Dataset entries
====================
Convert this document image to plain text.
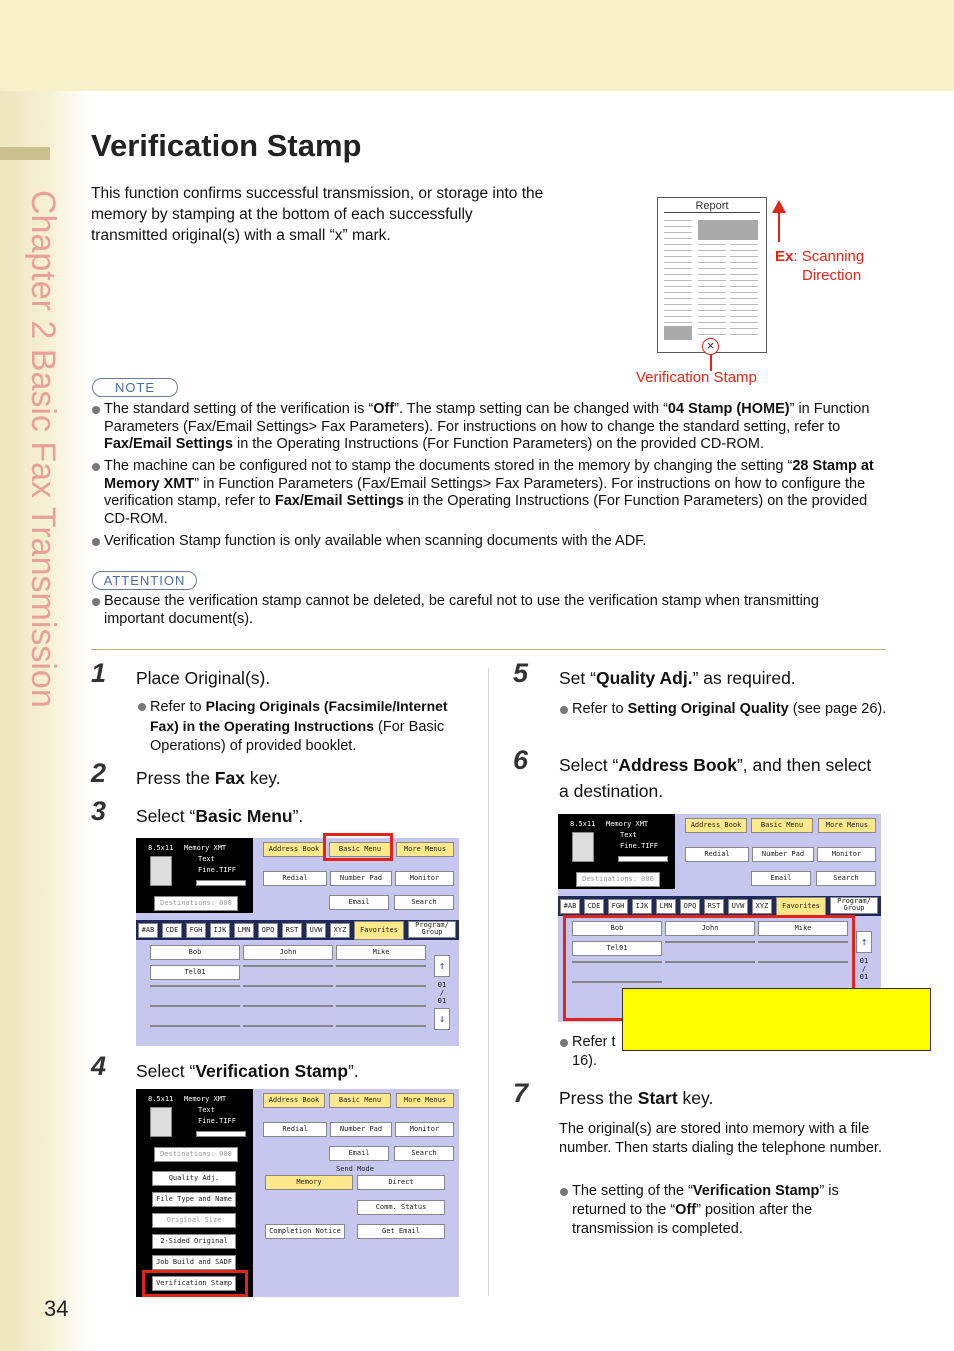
Chapter 2 Basic Fax Transmission
34
Verification Stamp
This function confirms successful transmission, or storage into the memory by stamping at the bottom of each successfully transmitted original(s) with a small “x” mark.
Report
×
Verification Stamp
Ex: Scanning
Direction
NOTE
The standard setting of the verification is “Off”. The stamp setting can be changed with “04 Stamp (HOME)” in Function Parameters (Fax/Email Settings> Fax Parameters). For instructions on how to change the standard setting, refer to Fax/Email Settings in the Operating Instructions (For Function Parameters) on the provided CD-ROM.
The machine can be configured not to stamp the documents stored in the memory by changing the setting “28 Stamp at Memory XMT” in Function Parameters (Fax/Email Settings> Fax Parameters). For instructions on how to configure the verification stamp, refer to Fax/Email Settings in the Operating Instructions (For Function Parameters) on the provided CD-ROM.
Verification Stamp function is only available when scanning documents with the ADF.
ATTENTION
Because the verification stamp cannot be deleted, be careful not to use the verification stamp when transmitting important document(s).
1 Place Original(s).
Refer to Placing Originals (Facsimile/Internet Fax) in the Operating Instructions (For Basic Operations) of provided booklet.
2 Press the Fax key.
3 Select “Basic Menu”.
8.5x11 Memory XMT
Text
Fine.TIFF
Destinations: 000
Address Book	Basic Menu	More Menus
Redial	Number Pad	Monitor
Email	Search
#AB	CDE	FGH	IJK	LMN	OPQ	RST	UVW	XYZ	Favorites
Program/ Group
Bob	John	Mike
Tel01	↑
01 / 01
↓
4 Select “Verification Stamp”.
8.5x11 Memory XMT
Text
Fine.TIFF
Destinations: 000
Quality Adj.
File Type and Name
Original Size
2-Sided Original
Job Build and SADF
Verification Stamp
Address Book	Basic Menu	More Menus
Redial	Number Pad	Monitor
Email	Search
Send Mode
Memory	Direct
Comm. Status
Completion Notice	Get Email
5 Set “Quality Adj.” as required.
Refer to Setting Original Quality (see page 26).
6 Select “Address Book”, and then select a destination.
8.5x11 Memory XMT
Text
Fine.TIFF
Destinations: 000
Address Book	Basic Menu	More Menus
Redial	Number Pad	Monitor
Email	Search
#AB	CDE	FGH	IJK	LMN	OPQ	RST	UVW	XYZ	Favorites
Program/ Group
Bob	John	Mike
Tel01	↑
01 / 01
Refer t
16).
7 Press the Start key.
The original(s) are stored into memory with a file number. Then starts dialing the telephone number.
The setting of the “Verification Stamp” is returned to the “Off” position after the transmission is completed.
====================
* **YOUR GOAL**:
Copy out all lines above that include the string "into".

* **EXERCISE OUTPUT**:
This function confirms successful transmission, or storage into the memory by stamping at the bottom of each successfully transmitted original(s) with a small “x” mark.
The original(s) are stored into memory with a file number. Then starts dialing the telephone number.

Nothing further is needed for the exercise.